### DIRECTION 1
Repeat the entries verbatim, the stretch from their first line through the line containing "985, 1141, 1044]".

There are many good reviews of this book in newspapers & journals, both critical and positive, and most available online. I must admit I was as much persuaded to read it by the quote on the back cover from Jeanette Winterton calling it ‘idiotic’ as that from Rupert Christiansen calling it ‘exhilarating and suggestive.’ In fact both are true, as so often it suggests interesting ideas as you try to work out why he is so wrong.

Different reviewers have found different reasons for becoming frustrated with the book. For my part, it was because of the outrageous sophistry of his arguments. He seems to use every fallacy available, attacking the person not the idea, making sweeping generalisations, setting up caricatures of opponents and knocking them down with torrents of scorn. I found it useful to read it alongside Anthony Weston’s great little book ‘A Rulebook for Arguments,’ using Carey as a textbook of what-not-to-do.

One example that springs to mind, he argues that Churchill’s wartime government valued paintings more than human life, because they moved the national art collection into disused slate mines, but did not do the same for the population of London. He repeatedly seems to suggest that anyone with alternative opinions must be a heartless fascist.

At the start of the second section, he gets into his real point - ‘Literature is superior to the other arts.’ (p.173) On getting over the arrogance of this stance, I gradually worked out what it was that so irritated me. He speaks for the bulk of the book about the visual arts, but it gradually becomes clear that he just doesn’t ‘get’ it. I thought the title was rhetorical, but he really does not understand the value of the arts as arts. He thinks the arts are inane, at best an enjoyable entertainment.

Some reviewers have said that this is contradicted by his championing of literature, but on close inspection it turns out that he thinks literary fiction is superior only in so far as it is a sort of philosophy, not an art. ‘Only literature can criticize, then. Further, only literature can moralize. Nowadays this is frowned on. Literature, we are advised, should show not tell. It should work obliquely, through narrative. This is rather like saying that Christ would have done better to stick to parables.’ (p.181)

His defence of literature is that it is ‘not just to delight like painting or music.’ (p.176) which misses the whole point of difficulty in the arts. Do people go to modern art for ‘delight’? It reminds me of Freud, who, having been told that his book on religion completely omitted the central point of religious (oceanic) experience wrote “I cannot discover this ‘oceanic’ feeling in myself.” !

Two quotes from Carey on the visual arts:
‘Even Marlowe's lines are beyond the reach of visual arts like painting or photography. You cannot paint grass green emeralds, except by some ponderous device like juxtaposing painted grass and painted emeralds, whereas language can merge the two in a flash.' (p.216)
And in analyzing a passage from Shakespere's Richard III - ‘How can a shadow be like an angel? Shadows are grey.' (p.218) ! He seems to suffer from boundless literalism.

### DATA SUPPLIED
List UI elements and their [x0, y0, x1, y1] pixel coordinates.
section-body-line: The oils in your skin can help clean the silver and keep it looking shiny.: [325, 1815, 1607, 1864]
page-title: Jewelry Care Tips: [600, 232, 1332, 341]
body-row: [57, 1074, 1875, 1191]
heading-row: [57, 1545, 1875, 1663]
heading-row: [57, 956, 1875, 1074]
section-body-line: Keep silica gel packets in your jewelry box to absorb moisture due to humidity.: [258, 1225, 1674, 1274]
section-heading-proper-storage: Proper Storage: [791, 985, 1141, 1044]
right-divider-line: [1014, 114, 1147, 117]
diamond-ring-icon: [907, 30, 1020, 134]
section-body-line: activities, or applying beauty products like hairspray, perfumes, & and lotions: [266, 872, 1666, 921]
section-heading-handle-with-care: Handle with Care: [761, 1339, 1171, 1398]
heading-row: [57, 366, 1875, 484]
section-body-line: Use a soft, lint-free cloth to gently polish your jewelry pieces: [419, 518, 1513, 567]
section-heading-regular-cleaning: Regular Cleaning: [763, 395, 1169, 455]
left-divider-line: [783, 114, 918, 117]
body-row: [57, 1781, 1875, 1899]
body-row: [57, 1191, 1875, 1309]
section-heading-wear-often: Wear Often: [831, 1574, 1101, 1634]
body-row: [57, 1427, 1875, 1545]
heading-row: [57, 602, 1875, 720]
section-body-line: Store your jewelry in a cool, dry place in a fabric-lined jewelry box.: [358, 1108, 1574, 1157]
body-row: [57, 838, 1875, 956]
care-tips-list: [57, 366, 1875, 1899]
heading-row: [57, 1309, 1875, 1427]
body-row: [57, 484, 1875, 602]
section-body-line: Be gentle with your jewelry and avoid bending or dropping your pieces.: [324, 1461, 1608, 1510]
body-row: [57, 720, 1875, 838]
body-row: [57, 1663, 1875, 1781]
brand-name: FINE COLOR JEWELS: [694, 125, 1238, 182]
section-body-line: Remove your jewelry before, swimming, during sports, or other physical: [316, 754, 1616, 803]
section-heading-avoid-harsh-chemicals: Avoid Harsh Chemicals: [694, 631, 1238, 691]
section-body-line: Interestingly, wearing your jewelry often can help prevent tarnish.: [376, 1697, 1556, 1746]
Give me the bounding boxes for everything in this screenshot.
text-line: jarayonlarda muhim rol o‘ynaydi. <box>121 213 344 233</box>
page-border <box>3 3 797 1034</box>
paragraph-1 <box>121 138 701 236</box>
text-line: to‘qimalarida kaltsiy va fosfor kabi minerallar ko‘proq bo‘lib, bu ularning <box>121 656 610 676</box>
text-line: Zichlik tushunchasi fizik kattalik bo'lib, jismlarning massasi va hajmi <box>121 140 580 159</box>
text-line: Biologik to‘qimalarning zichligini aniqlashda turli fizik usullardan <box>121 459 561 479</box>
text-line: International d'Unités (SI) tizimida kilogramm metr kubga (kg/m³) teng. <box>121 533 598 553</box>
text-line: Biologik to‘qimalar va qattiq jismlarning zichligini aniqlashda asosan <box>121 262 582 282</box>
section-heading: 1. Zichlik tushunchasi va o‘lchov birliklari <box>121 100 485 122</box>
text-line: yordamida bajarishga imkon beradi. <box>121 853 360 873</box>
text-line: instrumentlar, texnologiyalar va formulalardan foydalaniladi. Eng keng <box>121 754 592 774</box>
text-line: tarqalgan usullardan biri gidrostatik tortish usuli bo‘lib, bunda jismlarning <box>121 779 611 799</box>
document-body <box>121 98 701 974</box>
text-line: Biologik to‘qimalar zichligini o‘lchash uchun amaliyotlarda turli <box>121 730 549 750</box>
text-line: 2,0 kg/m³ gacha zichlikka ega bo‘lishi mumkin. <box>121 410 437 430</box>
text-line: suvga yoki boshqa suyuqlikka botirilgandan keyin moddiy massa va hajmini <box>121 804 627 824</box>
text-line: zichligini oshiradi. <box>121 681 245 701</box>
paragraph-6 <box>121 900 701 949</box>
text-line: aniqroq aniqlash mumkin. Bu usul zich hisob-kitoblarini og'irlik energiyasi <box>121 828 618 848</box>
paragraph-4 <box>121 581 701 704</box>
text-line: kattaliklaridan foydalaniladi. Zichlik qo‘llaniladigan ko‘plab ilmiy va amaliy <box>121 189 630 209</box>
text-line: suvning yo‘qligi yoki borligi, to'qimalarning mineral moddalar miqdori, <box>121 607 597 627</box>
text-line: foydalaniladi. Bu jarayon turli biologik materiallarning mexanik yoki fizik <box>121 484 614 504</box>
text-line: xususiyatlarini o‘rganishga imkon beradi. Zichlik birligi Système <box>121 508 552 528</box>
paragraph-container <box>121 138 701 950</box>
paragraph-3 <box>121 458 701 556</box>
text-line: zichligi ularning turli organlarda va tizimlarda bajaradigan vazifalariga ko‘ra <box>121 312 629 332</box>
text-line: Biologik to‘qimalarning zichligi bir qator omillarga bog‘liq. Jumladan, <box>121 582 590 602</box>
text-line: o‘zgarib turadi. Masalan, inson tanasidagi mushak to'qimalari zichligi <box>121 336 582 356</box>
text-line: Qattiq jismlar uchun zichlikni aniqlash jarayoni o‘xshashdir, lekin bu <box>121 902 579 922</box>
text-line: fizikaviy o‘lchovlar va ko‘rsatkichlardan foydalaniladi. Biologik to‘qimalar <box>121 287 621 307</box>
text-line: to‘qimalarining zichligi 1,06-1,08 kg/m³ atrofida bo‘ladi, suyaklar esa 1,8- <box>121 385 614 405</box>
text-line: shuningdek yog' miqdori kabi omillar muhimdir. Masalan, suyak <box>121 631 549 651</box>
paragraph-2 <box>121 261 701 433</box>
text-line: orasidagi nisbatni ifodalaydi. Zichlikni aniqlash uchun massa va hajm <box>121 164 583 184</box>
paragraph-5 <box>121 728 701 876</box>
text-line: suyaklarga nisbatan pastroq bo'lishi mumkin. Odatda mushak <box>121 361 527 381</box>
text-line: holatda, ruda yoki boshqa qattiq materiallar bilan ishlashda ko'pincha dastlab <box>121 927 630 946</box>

### DIRECTION 2
Continue the review of Carey's book on the arts, starting after its last sentence.

### REPLY 1
List UI elements and their [x0, y0, x1, y1] pixel coordinates.
section-body-line: The oils in your skin can help clean the silver and keep it looking shiny.: [325, 1815, 1607, 1864]
page-title: Jewelry Care Tips: [600, 232, 1332, 341]
body-row: [57, 1074, 1875, 1191]
heading-row: [57, 1545, 1875, 1663]
heading-row: [57, 956, 1875, 1074]
section-body-line: Keep silica gel packets in your jewelry box to absorb moisture due to humidity.: [258, 1225, 1674, 1274]
section-heading-proper-storage: Proper Storage: [791, 985, 1141, 1044]

### REPLY 2
So how can he deal with poetry, most of which is surely nothing if not an art? You can tell from the poetry he quotes that he is in fact moved by it, but the only explanation for this he can find is that poetry is ‘indistinct.’ Well, yes - artistic, aesthetic, ‘spiritual’ experience must seem ‘indistinct’ to those who don’t want to attend to it, and allow only a vague feeling to find its way through to consciousness.

He doesn’t seem to know that the arts can help us make sense of life, not in the literal sense of marshalling our ideas, but in patterning the deeper, underlying sea of non-discursive thought that lies behind our words and actions. I don’t mean unconscious thought, but that private, unspoken, but very conscious thinking which is experienced directly, without words, and gives significance to mere fact. ‘None of the fundamental things of life has words attached to it.' (Edwin Glasgow 1936 The Painter’s Eye)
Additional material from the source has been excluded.